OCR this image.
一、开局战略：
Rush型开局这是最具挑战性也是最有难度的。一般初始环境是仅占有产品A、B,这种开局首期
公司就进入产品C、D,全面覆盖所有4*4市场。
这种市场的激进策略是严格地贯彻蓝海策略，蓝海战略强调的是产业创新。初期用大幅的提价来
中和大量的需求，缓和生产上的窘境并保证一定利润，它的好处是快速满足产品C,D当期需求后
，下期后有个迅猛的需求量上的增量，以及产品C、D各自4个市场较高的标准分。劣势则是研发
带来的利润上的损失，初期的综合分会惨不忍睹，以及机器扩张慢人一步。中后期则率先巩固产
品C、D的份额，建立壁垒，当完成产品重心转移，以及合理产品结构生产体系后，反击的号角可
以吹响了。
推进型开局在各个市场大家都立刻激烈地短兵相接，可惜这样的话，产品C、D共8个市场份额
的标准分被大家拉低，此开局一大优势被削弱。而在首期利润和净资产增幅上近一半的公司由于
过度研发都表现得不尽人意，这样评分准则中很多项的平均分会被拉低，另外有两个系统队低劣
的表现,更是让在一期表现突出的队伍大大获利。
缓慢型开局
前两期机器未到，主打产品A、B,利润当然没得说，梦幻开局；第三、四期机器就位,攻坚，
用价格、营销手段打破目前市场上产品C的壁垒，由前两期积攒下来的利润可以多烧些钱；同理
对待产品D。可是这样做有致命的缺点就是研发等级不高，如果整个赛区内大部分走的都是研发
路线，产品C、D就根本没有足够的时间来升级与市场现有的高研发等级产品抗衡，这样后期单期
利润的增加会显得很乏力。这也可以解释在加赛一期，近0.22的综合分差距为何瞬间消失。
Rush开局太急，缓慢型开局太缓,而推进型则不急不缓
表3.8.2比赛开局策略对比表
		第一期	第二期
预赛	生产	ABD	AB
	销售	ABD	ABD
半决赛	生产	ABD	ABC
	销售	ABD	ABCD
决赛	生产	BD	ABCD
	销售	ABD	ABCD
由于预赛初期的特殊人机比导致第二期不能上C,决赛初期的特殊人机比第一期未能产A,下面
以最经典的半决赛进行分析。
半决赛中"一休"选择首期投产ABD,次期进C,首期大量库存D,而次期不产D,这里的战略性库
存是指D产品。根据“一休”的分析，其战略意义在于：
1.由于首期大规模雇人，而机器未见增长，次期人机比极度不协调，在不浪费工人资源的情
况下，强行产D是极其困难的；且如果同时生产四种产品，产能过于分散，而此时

______________________________

**Set problem:** Reproduce each entry word for word.

**Completed exercise:**
OCR this image.
一、开局战略：
Rush型开局这是最具挑战性也是最有难度的。一般初始环境是仅占有产品A、B,这种开局首期
公司就进入产品C、D,全面覆盖所有4*4市场。
这种市场的激进策略是严格地贯彻蓝海策略，蓝海战略强调的是产业创新。初期用大幅的提价来
中和大量的需求，缓和生产上的窘境并保证一定利润，它的好处是快速满足产品C,D当期需求后
，下期后有个迅猛的需求量上的增量，以及产品C、D各自4个市场较高的标准分。劣势则是研发
带来的利润上的损失，初期的综合分会惨不忍睹，以及机器扩张慢人一步。中后期则率先巩固产
品C、D的份额，建立壁垒，当完成产品重心转移，以及合理产品结构生产体系后，反击的号角可
以吹响了。
推进型开局在各个市场大家都立刻激烈地短兵相接，可惜这样的话，产品C、D共8个市场份额
的标准分被大家拉低，此开局一大优势被削弱。而在首期利润和净资产增幅上近一半的公司由于
过度研发都表现得不尽人意，这样评分准则中很多项的平均分会被拉低，另外有两个系统队低劣
的表现,更是让在一期表现突出的队伍大大获利。
缓慢型开局
前两期机器未到，主打产品A、B,利润当然没得说，梦幻开局；第三、四期机器就位,攻坚，
用价格、营销手段打破目前市场上产品C的壁垒，由前两期积攒下来的利润可以多烧些钱；同理
对待产品D。可是这样做有致命的缺点就是研发等级不高，如果整个赛区内大部分走的都是研发
路线，产品C、D就根本没有足够的时间来升级与市场现有的高研发等级产品抗衡，这样后期单期
利润的增加会显得很乏力。这也可以解释在加赛一期，近0.22的综合分差距为何瞬间消失。
Rush开局太急，缓慢型开局太缓,而推进型则不急不缓
表3.8.2比赛开局策略对比表
		第一期	第二期
预赛	生产	ABD	AB
	销售	ABD	ABD
半决赛	生产	ABD	ABC
	销售	ABD	ABCD
决赛	生产	BD	ABCD
	销售	ABD	ABCD
由于预赛初期的特殊人机比导致第二期不能上C,决赛初期的特殊人机比第一期未能产A,下面
以最经典的半决赛进行分析。
半决赛中"一休"选择首期投产ABD,次期进C,首期大量库存D,而次期不产D,这里的战略性库
存是指D产品。根据“一休”的分析，其战略意义在于：
1.由于首期大规模雇人，而机器未见增长，次期人机比极度不协调，在不浪费工人资源的情
况下，强行产D是极其困难的；且如果同时生产四种产品，产能过于分散，而此时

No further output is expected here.